-- BEGIN Source text --

Government participation in otherwise private markets usually signals an inefficient market and can discourage competition. Government players can also give themselves tax breaks and can prop up their “businesses” by relying on other city resources as well as their paying customers to foot the bill. Existing and potential businesses are understandably put off by such preferences.

Finally, because Burlington is Vermont’s largest city, the city’s venture also has the potential to “cherry pick” a readily available and profitable market, leaving the more costly rural areas to the private competitors. This is hardly a recipe for enticing more providers to our underserved and less populated areas let alone true competition.

That’s why the Legislature conditioned the city’s foray into telecommunications and cable and charged the Pubic Service Board with enforcing specific conditions. I was one of several legislators who worked on this legislation in 2000.

In our negotiations with Burlington legislators who wanted to enable Burlington to design its telecommunications and cable system while sending the right message to would-be competitors and investors. We wanted to make sure that Burlington would not gain an unfair advantage by using its municipal status or any city funds. We certainly wanted to make sure that the investors, not taxpayers or ratepayers, would be left holding the bag if the venture fails. Burlington agreed to these terms and I trust that it will live up to those terms.

-- END Source text --
-- BEGIN Data rows --

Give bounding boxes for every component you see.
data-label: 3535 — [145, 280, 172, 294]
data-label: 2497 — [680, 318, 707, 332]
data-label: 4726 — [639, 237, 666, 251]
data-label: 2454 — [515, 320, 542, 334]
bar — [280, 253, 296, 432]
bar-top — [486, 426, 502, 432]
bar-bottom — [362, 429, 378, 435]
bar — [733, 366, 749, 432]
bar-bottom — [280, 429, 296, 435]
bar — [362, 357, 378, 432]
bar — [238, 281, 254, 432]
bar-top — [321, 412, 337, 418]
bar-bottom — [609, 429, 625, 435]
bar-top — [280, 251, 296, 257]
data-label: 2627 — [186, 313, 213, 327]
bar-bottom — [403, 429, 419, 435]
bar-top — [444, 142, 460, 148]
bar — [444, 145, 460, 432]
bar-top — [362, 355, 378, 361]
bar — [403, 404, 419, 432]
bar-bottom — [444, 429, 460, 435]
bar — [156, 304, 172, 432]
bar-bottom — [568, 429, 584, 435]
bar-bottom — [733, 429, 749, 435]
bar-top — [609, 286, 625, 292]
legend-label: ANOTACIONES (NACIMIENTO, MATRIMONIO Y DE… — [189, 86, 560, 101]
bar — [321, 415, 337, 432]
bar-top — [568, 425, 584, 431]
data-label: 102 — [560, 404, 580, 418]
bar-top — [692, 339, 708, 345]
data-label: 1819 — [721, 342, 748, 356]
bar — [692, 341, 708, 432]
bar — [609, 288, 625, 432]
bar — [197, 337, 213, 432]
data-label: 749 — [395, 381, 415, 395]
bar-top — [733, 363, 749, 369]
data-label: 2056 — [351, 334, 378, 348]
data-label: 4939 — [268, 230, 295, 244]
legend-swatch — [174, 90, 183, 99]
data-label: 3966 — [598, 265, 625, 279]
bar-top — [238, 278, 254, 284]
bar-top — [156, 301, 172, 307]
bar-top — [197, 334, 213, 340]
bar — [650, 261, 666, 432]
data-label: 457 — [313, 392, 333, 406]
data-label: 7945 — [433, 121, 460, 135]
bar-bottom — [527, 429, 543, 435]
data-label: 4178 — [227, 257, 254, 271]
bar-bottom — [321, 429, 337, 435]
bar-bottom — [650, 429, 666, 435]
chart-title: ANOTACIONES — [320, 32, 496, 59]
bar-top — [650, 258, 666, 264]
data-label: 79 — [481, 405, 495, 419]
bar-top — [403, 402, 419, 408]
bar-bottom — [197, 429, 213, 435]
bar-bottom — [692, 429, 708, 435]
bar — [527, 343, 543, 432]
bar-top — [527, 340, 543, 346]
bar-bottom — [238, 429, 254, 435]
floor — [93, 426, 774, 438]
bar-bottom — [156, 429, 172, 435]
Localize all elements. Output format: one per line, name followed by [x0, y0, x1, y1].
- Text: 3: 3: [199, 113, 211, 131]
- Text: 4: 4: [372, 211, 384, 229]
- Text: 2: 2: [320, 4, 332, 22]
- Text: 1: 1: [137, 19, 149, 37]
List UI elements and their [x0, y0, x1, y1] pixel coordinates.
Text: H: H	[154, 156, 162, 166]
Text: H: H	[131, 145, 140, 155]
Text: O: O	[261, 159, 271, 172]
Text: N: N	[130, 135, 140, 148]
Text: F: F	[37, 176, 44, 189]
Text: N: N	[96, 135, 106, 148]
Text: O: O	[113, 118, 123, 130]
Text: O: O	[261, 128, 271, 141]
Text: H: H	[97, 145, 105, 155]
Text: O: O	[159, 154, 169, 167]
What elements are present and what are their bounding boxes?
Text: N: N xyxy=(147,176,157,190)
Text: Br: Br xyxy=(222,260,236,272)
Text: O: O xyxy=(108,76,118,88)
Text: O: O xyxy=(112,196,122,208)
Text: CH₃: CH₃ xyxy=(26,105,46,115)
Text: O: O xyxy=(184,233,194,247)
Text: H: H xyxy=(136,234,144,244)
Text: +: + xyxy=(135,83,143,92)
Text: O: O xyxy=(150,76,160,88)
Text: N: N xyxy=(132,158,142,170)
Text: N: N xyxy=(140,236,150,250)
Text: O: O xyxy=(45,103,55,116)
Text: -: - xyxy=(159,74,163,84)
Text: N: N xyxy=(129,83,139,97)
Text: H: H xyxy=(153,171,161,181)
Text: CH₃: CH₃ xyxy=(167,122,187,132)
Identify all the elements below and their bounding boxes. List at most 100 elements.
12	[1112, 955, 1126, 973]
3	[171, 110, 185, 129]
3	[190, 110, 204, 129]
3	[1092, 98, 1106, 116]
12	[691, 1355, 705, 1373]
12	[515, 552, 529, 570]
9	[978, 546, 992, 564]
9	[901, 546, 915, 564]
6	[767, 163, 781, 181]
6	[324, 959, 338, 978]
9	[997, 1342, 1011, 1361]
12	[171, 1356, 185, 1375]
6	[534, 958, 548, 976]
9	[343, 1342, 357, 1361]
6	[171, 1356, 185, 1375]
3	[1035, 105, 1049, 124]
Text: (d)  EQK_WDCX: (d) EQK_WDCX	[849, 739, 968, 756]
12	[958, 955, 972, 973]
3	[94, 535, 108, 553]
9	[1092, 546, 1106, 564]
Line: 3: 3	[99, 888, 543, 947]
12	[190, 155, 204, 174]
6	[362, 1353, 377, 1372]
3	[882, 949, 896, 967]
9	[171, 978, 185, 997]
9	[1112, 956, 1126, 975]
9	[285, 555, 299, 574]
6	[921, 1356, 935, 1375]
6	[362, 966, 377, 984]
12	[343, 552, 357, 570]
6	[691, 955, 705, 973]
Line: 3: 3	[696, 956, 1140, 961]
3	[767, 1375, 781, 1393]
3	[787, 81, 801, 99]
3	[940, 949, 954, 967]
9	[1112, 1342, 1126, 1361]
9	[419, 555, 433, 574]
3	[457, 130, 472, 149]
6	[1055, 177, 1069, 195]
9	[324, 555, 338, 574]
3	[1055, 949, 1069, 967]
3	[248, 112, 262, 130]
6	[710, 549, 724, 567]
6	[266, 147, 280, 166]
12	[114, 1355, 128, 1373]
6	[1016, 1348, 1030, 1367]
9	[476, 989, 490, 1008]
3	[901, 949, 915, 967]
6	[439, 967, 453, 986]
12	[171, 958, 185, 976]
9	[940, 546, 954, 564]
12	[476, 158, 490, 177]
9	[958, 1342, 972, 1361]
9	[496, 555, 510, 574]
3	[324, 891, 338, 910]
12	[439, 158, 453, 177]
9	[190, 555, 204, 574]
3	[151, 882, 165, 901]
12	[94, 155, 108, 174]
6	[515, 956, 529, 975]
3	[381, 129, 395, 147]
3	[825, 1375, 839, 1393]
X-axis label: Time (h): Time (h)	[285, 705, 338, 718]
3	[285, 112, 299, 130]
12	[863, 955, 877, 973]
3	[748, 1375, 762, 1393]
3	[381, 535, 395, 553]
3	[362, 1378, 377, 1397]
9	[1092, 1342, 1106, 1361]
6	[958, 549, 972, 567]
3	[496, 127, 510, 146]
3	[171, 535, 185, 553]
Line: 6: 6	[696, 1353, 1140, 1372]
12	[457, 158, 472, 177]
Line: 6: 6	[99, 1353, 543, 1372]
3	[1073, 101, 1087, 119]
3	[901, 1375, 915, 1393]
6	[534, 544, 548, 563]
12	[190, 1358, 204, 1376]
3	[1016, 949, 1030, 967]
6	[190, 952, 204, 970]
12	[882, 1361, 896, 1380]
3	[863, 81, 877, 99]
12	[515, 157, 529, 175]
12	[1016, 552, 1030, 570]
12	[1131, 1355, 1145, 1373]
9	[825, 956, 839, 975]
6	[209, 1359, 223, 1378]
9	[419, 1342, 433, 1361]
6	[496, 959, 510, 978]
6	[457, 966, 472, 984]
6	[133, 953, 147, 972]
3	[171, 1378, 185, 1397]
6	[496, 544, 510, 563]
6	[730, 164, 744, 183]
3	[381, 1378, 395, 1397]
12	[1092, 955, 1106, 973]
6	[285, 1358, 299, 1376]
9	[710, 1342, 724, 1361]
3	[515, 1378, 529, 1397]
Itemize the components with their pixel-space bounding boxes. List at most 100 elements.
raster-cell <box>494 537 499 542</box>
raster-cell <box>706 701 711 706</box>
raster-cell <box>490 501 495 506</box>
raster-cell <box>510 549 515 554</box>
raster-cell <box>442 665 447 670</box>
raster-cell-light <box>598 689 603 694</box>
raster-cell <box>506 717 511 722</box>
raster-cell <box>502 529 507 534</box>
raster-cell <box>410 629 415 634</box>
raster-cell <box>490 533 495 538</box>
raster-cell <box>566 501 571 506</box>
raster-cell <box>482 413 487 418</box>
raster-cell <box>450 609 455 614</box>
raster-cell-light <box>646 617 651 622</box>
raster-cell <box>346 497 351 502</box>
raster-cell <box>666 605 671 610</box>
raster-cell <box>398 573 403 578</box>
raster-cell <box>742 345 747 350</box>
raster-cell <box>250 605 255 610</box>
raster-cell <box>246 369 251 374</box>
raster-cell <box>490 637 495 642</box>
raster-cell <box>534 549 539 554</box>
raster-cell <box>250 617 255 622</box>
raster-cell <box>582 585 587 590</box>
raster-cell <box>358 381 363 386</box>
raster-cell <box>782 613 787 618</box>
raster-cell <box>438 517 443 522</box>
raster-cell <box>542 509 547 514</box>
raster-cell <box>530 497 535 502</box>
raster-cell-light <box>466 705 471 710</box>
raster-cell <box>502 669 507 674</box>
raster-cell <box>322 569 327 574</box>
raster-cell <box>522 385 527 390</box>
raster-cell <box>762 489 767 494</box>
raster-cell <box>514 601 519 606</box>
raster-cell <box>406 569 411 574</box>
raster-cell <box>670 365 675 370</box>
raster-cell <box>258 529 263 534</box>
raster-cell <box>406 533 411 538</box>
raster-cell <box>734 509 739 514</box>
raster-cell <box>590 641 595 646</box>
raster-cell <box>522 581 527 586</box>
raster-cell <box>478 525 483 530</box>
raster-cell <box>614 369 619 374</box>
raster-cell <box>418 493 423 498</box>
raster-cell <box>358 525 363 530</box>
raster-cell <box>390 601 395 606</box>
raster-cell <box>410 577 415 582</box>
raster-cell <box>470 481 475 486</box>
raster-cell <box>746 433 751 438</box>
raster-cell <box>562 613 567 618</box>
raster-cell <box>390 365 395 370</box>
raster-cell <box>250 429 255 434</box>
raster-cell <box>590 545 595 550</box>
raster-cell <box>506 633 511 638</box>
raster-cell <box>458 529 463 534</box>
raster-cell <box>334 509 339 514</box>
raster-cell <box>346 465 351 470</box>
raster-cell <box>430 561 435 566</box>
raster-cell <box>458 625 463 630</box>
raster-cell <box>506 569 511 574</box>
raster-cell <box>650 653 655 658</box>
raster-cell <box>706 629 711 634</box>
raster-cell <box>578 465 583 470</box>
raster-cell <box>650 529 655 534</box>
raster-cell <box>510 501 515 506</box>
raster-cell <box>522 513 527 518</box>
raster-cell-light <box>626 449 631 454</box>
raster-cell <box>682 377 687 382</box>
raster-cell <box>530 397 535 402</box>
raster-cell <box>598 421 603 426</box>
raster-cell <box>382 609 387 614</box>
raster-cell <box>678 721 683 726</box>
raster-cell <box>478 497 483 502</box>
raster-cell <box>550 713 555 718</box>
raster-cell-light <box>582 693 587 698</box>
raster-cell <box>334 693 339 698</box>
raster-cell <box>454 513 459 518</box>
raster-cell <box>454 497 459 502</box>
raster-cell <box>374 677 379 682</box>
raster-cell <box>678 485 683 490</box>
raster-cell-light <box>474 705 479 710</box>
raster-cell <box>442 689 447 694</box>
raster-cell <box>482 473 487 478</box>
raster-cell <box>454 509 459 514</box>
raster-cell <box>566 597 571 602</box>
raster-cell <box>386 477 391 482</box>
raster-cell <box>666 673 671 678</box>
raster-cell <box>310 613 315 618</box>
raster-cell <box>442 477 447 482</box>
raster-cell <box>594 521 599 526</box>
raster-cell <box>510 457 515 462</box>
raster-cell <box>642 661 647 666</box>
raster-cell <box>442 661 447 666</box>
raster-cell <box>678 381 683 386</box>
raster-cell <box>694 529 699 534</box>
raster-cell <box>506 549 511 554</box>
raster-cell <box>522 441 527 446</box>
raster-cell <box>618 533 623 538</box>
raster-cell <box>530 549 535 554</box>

-- END Data rows --

**Actions to take**
a) According to the piece on Burlington's telecommunications venture, in what year did the writer work on the legislation?
b) Turn the rows into a numbered list, from the first line of the rows up to and including the line with "bar — [733, 366, 749, 432]". Leave out any blank lines.

**Results**
a) 2000

b)
1. Give bounding boxes for every component you see.
2. data-label: 3535 — [145, 280, 172, 294]
3. data-label: 2497 — [680, 318, 707, 332]
4. data-label: 4726 — [639, 237, 666, 251]
5. data-label: 2454 — [515, 320, 542, 334]
6. bar — [280, 253, 296, 432]
7. bar-top — [486, 426, 502, 432]
8. bar-bottom — [362, 429, 378, 435]
9. bar — [733, 366, 749, 432]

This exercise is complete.